# [Problem]
Reproduce all records verbatim.

# [Provided records]
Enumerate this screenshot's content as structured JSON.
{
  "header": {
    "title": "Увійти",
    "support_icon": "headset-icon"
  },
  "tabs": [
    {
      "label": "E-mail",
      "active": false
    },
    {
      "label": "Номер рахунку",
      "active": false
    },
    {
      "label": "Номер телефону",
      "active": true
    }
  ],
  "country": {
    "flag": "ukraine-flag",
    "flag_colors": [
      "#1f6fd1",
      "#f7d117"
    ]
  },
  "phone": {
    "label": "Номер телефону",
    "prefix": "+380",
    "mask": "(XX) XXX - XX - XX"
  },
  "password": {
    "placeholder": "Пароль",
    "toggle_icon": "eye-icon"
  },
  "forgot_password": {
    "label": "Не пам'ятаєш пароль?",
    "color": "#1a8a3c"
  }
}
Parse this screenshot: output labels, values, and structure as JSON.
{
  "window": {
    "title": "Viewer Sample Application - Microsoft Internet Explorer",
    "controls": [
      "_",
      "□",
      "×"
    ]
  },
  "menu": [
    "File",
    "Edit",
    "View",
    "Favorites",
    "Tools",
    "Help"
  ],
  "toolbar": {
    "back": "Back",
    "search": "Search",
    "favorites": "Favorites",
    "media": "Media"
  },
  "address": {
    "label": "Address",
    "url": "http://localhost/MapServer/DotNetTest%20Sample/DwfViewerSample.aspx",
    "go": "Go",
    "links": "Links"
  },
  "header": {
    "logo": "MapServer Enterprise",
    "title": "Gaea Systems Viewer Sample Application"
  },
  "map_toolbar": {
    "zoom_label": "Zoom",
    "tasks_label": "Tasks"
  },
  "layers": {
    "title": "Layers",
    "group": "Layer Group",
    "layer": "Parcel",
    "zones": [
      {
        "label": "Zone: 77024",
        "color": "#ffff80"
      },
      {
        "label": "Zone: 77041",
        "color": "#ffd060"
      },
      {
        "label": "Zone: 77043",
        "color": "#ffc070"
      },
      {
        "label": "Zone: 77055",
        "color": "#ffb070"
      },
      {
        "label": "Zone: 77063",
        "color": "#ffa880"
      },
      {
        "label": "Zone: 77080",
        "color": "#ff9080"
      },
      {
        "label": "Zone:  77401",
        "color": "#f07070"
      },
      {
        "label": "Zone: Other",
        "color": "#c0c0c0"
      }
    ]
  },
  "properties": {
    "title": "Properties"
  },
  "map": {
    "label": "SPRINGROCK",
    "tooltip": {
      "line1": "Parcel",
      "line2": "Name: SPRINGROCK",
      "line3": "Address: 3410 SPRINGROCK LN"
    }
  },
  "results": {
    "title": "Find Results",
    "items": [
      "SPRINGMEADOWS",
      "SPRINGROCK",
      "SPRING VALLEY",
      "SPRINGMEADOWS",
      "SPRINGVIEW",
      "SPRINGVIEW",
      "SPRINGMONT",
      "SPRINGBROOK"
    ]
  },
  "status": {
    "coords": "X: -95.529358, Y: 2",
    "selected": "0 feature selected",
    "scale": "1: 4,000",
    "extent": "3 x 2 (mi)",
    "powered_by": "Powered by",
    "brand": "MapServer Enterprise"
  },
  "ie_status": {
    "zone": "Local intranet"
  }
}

# [Finished task]
Enumerate this screenshot's content as structured JSON.
{
  "header": {
    "title": "Увійти",
    "support_icon": "headset-icon"
  },
  "tabs": [
    {
      "label": "E-mail",
      "active": false
    },
    {
      "label": "Номер рахунку",
      "active": false
    },
    {
      "label": "Номер телефону",
      "active": true
    }
  ],
  "country": {
    "flag": "ukraine-flag",
    "flag_colors": [
      "#1f6fd1",
      "#f7d117"
    ]
  },
  "phone": {
    "label": "Номер телефону",
    "prefix": "+380",
    "mask": "(XX) XXX - XX - XX"
  },
  "password": {
    "placeholder": "Пароль",
    "toggle_icon": "eye-icon"
  },
  "forgot_password": {
    "label": "Не пам'ятаєш пароль?",
    "color": "#1a8a3c"
  }
}
Parse this screenshot: output labels, values, and structure as JSON.
{
  "window": {
    "title": "Viewer Sample Application - Microsoft Internet Explorer",
    "controls": [
      "_",
      "□",
      "×"
    ]
  },
  "menu": [
    "File",
    "Edit",
    "View",
    "Favorites",
    "Tools",
    "Help"
  ],
  "toolbar": {
    "back": "Back",
    "search": "Search",
    "favorites": "Favorites",
    "media": "Media"
  },
  "address": {
    "label": "Address",
    "url": "http://localhost/MapServer/DotNetTest%20Sample/DwfViewerSample.aspx",
    "go": "Go",
    "links": "Links"
  },
  "header": {
    "logo": "MapServer Enterprise",
    "title": "Gaea Systems Viewer Sample Application"
  },
  "map_toolbar": {
    "zoom_label": "Zoom",
    "tasks_label": "Tasks"
  },
  "layers": {
    "title": "Layers",
    "group": "Layer Group",
    "layer": "Parcel",
    "zones": [
      {
        "label": "Zone: 77024",
        "color": "#ffff80"
      },
      {
        "label": "Zone: 77041",
        "color": "#ffd060"
      },
      {
        "label": "Zone: 77043",
        "color": "#ffc070"
      },
      {
        "label": "Zone: 77055",
        "color": "#ffb070"
      },
      {
        "label": "Zone: 77063",
        "color": "#ffa880"
      },
      {
        "label": "Zone: 77080",
        "color": "#ff9080"
      },
      {
        "label": "Zone:  77401",
        "color": "#f07070"
      },
      {
        "label": "Zone: Other",
        "color": "#c0c0c0"
      }
    ]
  },
  "properties": {
    "title": "Properties"
  },
  "map": {
    "label": "SPRINGROCK",
    "tooltip": {
      "line1": "Parcel",
      "line2": "Name: SPRINGROCK",
      "line3": "Address: 3410 SPRINGROCK LN"
    }
  },
  "results": {
    "title": "Find Results",
    "items": [
      "SPRINGMEADOWS",
      "SPRINGROCK",
      "SPRING VALLEY",
      "SPRINGMEADOWS",
      "SPRINGVIEW",
      "SPRINGVIEW",
      "SPRINGMONT",
      "SPRINGBROOK"
    ]
  },
  "status": {
    "coords": "X: -95.529358, Y: 2",
    "selected": "0 feature selected",
    "scale": "1: 4,000",
    "extent": "3 x 2 (mi)",
    "powered_by": "Powered by",
    "brand": "MapServer Enterprise"
  },
  "ie_status": {
    "zone": "Local intranet"
  }
}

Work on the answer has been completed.